§ STATED GOAL
Copy each line in the data that includes the word "certain".

§ RECORDS
— START —

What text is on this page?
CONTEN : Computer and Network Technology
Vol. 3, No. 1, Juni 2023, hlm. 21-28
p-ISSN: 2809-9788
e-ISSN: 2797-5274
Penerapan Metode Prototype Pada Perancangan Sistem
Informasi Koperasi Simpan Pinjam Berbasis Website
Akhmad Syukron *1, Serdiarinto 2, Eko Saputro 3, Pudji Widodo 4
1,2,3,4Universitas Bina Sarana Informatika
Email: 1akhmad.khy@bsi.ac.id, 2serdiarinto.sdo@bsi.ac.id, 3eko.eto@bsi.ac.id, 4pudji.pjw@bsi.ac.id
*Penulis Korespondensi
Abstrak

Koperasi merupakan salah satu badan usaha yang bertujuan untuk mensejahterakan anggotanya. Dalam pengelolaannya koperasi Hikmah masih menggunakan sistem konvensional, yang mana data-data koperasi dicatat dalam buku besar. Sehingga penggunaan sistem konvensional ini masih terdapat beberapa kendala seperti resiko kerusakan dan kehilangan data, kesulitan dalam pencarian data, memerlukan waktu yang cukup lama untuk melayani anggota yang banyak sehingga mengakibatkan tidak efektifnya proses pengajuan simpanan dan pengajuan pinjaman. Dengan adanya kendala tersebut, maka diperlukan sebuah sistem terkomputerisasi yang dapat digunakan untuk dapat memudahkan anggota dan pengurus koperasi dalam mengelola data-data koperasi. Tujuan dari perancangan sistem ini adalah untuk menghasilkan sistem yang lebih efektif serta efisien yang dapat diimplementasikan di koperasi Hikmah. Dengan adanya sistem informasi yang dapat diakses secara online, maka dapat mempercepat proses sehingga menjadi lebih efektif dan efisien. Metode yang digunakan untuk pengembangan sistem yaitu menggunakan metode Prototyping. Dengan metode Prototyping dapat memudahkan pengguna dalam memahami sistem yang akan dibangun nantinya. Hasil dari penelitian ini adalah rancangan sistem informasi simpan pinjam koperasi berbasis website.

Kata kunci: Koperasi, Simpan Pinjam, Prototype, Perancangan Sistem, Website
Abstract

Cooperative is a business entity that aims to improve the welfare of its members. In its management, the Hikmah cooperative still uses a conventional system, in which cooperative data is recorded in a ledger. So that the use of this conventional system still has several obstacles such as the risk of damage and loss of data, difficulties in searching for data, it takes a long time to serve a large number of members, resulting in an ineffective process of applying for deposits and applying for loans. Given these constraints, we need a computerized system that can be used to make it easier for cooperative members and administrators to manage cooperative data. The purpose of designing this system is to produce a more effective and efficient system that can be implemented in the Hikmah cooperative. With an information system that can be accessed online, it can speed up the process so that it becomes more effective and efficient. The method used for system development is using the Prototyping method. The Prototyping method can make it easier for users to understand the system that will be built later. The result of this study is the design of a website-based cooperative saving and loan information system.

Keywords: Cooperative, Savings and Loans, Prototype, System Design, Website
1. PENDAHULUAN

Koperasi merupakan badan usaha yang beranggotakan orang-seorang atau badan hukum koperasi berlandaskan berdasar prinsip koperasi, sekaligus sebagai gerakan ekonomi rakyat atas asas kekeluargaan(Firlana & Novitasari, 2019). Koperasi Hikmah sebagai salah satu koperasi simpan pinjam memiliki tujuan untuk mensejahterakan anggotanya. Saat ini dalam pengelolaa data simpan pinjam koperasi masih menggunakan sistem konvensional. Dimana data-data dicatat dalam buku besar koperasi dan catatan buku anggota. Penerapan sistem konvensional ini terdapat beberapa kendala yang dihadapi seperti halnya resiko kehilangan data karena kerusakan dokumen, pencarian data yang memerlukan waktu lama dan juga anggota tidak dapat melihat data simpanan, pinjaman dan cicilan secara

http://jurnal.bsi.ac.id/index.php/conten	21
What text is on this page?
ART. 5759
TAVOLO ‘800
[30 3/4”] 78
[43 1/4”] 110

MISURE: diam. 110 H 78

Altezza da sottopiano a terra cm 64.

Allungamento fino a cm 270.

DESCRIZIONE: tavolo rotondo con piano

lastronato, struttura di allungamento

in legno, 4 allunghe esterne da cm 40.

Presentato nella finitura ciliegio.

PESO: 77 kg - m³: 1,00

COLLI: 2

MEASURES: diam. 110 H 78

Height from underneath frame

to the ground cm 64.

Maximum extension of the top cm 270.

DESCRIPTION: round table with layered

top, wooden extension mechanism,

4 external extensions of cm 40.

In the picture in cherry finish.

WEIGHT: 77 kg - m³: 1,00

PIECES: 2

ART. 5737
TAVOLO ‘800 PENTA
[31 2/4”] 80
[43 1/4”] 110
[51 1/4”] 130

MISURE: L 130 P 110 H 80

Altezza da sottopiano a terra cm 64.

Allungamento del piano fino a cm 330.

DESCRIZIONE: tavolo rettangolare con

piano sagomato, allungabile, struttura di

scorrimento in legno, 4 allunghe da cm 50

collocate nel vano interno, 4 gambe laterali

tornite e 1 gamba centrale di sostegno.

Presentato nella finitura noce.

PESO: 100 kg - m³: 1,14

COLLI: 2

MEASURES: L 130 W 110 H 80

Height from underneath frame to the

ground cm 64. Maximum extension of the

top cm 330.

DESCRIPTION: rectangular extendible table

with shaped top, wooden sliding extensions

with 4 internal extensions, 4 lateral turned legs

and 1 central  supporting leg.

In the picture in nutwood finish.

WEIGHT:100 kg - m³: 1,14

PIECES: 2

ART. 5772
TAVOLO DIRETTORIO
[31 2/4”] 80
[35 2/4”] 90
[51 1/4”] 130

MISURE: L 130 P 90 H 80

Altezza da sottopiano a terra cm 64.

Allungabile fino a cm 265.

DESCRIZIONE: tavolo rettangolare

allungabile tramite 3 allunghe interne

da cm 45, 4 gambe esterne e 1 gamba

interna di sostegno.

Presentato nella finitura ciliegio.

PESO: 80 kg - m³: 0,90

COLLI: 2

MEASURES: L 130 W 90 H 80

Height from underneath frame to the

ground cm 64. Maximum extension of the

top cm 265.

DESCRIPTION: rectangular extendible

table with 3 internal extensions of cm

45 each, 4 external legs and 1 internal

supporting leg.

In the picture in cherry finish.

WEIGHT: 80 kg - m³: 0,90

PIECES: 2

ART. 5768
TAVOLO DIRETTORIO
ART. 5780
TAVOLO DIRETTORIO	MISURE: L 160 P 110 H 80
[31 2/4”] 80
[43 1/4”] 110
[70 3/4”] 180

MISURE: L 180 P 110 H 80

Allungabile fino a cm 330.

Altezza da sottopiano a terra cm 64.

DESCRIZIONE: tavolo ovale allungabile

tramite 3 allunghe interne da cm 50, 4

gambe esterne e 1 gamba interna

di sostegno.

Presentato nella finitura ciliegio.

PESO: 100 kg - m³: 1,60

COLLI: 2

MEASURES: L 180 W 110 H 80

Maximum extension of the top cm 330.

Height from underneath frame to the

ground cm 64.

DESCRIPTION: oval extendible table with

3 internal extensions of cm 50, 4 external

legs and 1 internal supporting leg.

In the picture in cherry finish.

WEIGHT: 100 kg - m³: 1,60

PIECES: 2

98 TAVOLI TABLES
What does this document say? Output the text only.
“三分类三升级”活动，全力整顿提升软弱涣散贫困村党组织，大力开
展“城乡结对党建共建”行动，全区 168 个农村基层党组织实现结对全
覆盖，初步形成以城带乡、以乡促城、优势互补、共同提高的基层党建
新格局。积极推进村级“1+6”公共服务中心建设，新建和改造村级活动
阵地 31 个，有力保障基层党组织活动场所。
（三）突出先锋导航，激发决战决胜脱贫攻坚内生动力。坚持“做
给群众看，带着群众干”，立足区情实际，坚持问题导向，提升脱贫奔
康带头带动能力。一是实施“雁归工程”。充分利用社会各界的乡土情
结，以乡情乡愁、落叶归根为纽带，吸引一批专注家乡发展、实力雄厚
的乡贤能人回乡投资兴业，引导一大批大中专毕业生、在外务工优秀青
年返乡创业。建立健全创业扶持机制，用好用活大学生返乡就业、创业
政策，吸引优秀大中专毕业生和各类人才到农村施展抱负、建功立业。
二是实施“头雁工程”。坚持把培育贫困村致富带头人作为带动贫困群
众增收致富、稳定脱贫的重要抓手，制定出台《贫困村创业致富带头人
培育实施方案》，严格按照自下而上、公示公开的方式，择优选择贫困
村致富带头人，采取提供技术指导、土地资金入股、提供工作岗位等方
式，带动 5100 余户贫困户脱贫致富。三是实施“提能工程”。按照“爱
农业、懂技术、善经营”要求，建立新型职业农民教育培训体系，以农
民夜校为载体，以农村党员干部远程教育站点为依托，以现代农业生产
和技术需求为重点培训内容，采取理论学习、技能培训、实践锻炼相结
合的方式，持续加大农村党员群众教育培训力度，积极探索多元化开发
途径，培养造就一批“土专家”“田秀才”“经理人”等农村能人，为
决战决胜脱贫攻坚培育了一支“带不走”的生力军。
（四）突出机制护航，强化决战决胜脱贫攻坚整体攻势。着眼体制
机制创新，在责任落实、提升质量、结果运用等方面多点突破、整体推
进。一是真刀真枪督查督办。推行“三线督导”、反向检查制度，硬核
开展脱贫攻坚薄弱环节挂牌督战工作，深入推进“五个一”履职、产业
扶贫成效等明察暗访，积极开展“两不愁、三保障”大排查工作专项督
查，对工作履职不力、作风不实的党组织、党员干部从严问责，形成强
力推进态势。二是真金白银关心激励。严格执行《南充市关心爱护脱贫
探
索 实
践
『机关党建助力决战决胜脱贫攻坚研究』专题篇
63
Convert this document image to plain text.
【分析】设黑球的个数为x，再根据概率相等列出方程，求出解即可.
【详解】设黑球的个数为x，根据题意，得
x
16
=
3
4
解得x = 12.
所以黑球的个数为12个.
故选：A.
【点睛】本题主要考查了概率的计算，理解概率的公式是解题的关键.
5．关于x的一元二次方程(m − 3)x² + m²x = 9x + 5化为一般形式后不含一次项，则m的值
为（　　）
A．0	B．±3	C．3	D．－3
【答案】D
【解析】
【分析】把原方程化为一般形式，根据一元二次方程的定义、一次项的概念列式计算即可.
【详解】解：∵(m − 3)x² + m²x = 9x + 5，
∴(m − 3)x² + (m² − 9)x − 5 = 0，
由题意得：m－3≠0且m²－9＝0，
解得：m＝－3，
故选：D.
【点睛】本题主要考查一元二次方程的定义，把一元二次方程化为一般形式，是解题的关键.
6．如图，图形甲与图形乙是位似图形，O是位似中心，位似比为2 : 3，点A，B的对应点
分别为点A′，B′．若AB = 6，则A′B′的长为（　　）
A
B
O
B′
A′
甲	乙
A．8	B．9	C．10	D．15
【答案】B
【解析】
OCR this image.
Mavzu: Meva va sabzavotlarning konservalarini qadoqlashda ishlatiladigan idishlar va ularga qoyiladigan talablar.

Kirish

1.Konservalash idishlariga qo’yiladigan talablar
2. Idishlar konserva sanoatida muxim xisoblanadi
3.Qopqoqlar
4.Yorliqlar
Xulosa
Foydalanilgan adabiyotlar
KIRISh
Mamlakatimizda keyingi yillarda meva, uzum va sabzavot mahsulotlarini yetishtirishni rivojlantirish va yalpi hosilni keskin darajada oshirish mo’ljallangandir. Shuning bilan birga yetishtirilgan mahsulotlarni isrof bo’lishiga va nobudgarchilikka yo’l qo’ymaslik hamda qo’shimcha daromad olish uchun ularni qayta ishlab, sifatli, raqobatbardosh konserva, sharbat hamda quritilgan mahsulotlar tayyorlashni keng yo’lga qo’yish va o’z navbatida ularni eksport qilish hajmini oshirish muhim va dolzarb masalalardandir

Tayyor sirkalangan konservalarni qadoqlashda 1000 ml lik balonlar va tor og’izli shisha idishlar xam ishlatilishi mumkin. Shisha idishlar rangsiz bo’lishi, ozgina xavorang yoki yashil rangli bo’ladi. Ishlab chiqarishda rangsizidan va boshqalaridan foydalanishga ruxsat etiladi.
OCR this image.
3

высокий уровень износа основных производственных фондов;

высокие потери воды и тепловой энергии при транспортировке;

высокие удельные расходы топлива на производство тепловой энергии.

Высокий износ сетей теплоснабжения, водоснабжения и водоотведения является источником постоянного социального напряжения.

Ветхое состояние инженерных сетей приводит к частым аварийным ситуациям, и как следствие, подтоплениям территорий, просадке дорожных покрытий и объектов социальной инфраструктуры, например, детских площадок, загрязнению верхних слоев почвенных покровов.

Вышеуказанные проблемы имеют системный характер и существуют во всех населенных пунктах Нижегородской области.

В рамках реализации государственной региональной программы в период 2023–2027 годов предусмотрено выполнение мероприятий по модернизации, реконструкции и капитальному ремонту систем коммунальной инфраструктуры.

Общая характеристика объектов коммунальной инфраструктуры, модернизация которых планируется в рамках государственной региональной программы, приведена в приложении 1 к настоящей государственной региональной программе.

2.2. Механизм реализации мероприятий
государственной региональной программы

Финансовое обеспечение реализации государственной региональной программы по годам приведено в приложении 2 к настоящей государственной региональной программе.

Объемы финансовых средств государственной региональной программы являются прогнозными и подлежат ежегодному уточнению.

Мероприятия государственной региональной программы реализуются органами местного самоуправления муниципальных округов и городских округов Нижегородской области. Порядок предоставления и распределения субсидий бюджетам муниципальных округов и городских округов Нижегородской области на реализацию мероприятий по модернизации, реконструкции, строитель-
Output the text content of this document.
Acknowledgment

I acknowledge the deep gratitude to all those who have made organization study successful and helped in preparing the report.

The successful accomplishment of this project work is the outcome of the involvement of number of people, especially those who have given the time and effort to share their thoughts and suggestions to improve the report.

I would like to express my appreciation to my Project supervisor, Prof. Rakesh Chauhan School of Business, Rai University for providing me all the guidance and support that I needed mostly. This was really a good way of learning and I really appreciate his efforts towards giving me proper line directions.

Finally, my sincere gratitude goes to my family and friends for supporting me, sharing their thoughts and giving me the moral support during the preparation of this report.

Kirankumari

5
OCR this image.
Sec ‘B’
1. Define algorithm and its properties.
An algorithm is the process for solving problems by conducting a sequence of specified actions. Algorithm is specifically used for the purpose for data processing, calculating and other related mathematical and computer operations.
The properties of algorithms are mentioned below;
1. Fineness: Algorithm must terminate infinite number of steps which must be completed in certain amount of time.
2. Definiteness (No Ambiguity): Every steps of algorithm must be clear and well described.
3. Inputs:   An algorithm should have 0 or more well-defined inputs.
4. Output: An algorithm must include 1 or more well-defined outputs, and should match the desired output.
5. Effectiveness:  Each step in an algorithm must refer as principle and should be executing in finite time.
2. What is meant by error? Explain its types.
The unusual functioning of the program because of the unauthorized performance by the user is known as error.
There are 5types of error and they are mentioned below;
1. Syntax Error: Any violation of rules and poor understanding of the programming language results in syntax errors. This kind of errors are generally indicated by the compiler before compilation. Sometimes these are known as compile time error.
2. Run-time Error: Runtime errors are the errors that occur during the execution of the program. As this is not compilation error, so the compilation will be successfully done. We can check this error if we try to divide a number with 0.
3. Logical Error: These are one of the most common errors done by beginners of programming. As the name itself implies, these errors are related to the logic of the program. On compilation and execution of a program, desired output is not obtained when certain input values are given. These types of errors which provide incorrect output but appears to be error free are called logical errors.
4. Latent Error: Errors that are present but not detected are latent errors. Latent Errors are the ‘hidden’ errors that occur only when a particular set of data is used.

— END —

§ THE RESULT
1. Fineness: Algorithm must terminate infinite number of steps which must be completed in certain amount of time.
3. Logical Error: These are one of the most common errors done by beginners of programming. As the name itself implies, these errors are related to the logic of the program. On compilation and execution of a program, desired output is not obtained when certain input values are given. These types of errors which provide incorrect output but appears to be error free are called logical errors.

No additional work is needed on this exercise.